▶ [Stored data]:
"""
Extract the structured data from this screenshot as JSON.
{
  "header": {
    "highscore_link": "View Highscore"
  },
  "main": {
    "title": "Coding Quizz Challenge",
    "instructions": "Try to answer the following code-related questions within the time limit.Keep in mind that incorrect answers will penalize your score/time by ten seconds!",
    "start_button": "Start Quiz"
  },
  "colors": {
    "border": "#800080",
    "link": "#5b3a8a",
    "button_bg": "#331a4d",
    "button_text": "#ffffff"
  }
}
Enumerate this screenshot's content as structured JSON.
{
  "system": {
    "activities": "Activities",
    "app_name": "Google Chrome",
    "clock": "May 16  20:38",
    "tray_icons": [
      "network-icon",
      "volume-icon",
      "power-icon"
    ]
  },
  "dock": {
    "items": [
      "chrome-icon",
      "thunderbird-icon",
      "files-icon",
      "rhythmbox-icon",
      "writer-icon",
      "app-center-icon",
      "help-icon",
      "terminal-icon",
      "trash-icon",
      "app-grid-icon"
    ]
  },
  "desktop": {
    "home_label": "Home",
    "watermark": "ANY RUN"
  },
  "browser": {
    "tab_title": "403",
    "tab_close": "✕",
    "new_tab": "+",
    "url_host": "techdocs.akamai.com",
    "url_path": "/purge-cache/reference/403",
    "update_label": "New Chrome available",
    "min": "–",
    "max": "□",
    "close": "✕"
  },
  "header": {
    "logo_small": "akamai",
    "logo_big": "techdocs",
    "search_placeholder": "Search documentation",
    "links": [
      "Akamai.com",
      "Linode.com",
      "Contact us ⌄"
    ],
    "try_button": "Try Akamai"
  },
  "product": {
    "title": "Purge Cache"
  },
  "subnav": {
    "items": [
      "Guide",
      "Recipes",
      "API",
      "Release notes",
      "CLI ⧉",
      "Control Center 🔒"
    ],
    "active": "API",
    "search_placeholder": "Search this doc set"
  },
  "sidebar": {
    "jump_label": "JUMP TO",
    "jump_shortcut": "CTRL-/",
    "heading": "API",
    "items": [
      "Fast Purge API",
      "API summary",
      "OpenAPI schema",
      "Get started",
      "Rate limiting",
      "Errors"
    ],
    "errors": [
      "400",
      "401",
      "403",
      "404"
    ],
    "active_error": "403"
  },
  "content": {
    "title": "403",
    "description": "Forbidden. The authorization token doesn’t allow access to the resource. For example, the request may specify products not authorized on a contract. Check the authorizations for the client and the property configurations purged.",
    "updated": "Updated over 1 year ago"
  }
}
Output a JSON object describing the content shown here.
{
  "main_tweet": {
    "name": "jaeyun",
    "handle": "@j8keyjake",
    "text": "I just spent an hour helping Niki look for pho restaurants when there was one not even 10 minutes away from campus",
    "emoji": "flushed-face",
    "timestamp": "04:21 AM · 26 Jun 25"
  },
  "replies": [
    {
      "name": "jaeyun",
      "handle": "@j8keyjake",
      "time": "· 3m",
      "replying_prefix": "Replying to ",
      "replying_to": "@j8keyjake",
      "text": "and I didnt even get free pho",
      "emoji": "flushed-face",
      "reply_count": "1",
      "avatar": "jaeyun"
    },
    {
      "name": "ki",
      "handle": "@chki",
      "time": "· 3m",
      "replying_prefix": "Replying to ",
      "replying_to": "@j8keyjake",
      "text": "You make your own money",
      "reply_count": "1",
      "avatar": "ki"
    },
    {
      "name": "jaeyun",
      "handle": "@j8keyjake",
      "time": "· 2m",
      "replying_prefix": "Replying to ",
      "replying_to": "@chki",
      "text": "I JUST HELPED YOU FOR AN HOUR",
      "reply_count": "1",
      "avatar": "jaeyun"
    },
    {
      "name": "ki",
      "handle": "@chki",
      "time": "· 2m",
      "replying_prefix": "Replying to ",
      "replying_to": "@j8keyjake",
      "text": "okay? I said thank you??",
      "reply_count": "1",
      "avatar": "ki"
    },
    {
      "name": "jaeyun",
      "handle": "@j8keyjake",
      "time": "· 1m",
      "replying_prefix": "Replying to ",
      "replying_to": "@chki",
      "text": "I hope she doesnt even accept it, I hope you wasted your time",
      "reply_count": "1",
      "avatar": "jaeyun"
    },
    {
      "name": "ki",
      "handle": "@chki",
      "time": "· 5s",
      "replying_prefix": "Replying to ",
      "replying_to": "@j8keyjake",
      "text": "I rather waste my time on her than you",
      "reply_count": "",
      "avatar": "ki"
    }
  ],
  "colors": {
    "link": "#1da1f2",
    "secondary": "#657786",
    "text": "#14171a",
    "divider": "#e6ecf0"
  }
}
"""
▶ [What is asked]:
Pull out each record as written and restate it exactly.

▶ [Result of this task]:
Extract the structured data from this screenshot as JSON.
{
  "header": {
    "highscore_link": "View Highscore"
  },
  "main": {
    "title": "Coding Quizz Challenge",
    "instructions": "Try to answer the following code-related questions within the time limit.Keep in mind that incorrect answers will penalize your score/time by ten seconds!",
    "start_button": "Start Quiz"
  },
  "colors": {
    "border": "#800080",
    "link": "#5b3a8a",
    "button_bg": "#331a4d",
    "button_text": "#ffffff"
  }
}
Enumerate this screenshot's content as structured JSON.
{
  "system": {
    "activities": "Activities",
    "app_name": "Google Chrome",
    "clock": "May 16  20:38",
    "tray_icons": [
      "network-icon",
      "volume-icon",
      "power-icon"
    ]
  },
  "dock": {
    "items": [
      "chrome-icon",
      "thunderbird-icon",
      "files-icon",
      "rhythmbox-icon",
      "writer-icon",
      "app-center-icon",
      "help-icon",
      "terminal-icon",
      "trash-icon",
      "app-grid-icon"
    ]
  },
  "desktop": {
    "home_label": "Home",
    "watermark": "ANY RUN"
  },
  "browser": {
    "tab_title": "403",
    "tab_close": "✕",
    "new_tab": "+",
    "url_host": "techdocs.akamai.com",
    "url_path": "/purge-cache/reference/403",
    "update_label": "New Chrome available",
    "min": "–",
    "max": "□",
    "close": "✕"
  },
  "header": {
    "logo_small": "akamai",
    "logo_big": "techdocs",
    "search_placeholder": "Search documentation",
    "links": [
      "Akamai.com",
      "Linode.com",
      "Contact us ⌄"
    ],
    "try_button": "Try Akamai"
  },
  "product": {
    "title": "Purge Cache"
  },
  "subnav": {
    "items": [
      "Guide",
      "Recipes",
      "API",
      "Release notes",
      "CLI ⧉",
      "Control Center 🔒"
    ],
    "active": "API",
    "search_placeholder": "Search this doc set"
  },
  "sidebar": {
    "jump_label": "JUMP TO",
    "jump_shortcut": "CTRL-/",
    "heading": "API",
    "items": [
      "Fast Purge API",
      "API summary",
      "OpenAPI schema",
      "Get started",
      "Rate limiting",
      "Errors"
    ],
    "errors": [
      "400",
      "401",
      "403",
      "404"
    ],
    "active_error": "403"
  },
  "content": {
    "title": "403",
    "description": "Forbidden. The authorization token doesn’t allow access to the resource. For example, the request may specify products not authorized on a contract. Check the authorizations for the client and the property configurations purged.",
    "updated": "Updated over 1 year ago"
  }
}
Output a JSON object describing the content shown here.
{
  "main_tweet": {
    "name": "jaeyun",
    "handle": "@j8keyjake",
    "text": "I just spent an hour helping Niki look for pho restaurants when there was one not even 10 minutes away from campus",
    "emoji": "flushed-face",
    "timestamp": "04:21 AM · 26 Jun 25"
  },
  "replies": [
    {
      "name": "jaeyun",
      "handle": "@j8keyjake",
      "time": "· 3m",
      "replying_prefix": "Replying to ",
      "replying_to": "@j8keyjake",
      "text": "and I didnt even get free pho",
      "emoji": "flushed-face",
      "reply_count": "1",
      "avatar": "jaeyun"
    },
    {
      "name": "ki",
      "handle": "@chki",
      "time": "· 3m",
      "replying_prefix": "Replying to ",
      "replying_to": "@j8keyjake",
      "text": "You make your own money",
      "reply_count": "1",
      "avatar": "ki"
    },
    {
      "name": "jaeyun",
      "handle": "@j8keyjake",
      "time": "· 2m",
      "replying_prefix": "Replying to ",
      "replying_to": "@chki",
      "text": "I JUST HELPED YOU FOR AN HOUR",
      "reply_count": "1",
      "avatar": "jaeyun"
    },
    {
      "name": "ki",
      "handle": "@chki",
      "time": "· 2m",
      "replying_prefix": "Replying to ",
      "replying_to": "@j8keyjake",
      "text": "okay? I said thank you??",
      "reply_count": "1",
      "avatar": "ki"
    },
    {
      "name": "jaeyun",
      "handle": "@j8keyjake",
      "time": "· 1m",
      "replying_prefix": "Replying to ",
      "replying_to": "@chki",
      "text": "I hope she doesnt even accept it, I hope you wasted your time",
      "reply_count": "1",
      "avatar": "jaeyun"
    },
    {
      "name": "ki",
      "handle": "@chki",
      "time": "· 5s",
      "replying_prefix": "Replying to ",
      "replying_to": "@j8keyjake",
      "text": "I rather waste my time on her than you",
      "reply_count": "",
      "avatar": "ki"
    }
  ],
  "colors": {
    "link": "#1da1f2",
    "secondary": "#657786",
    "text": "#14171a",
    "divider": "#e6ecf0"
  }
}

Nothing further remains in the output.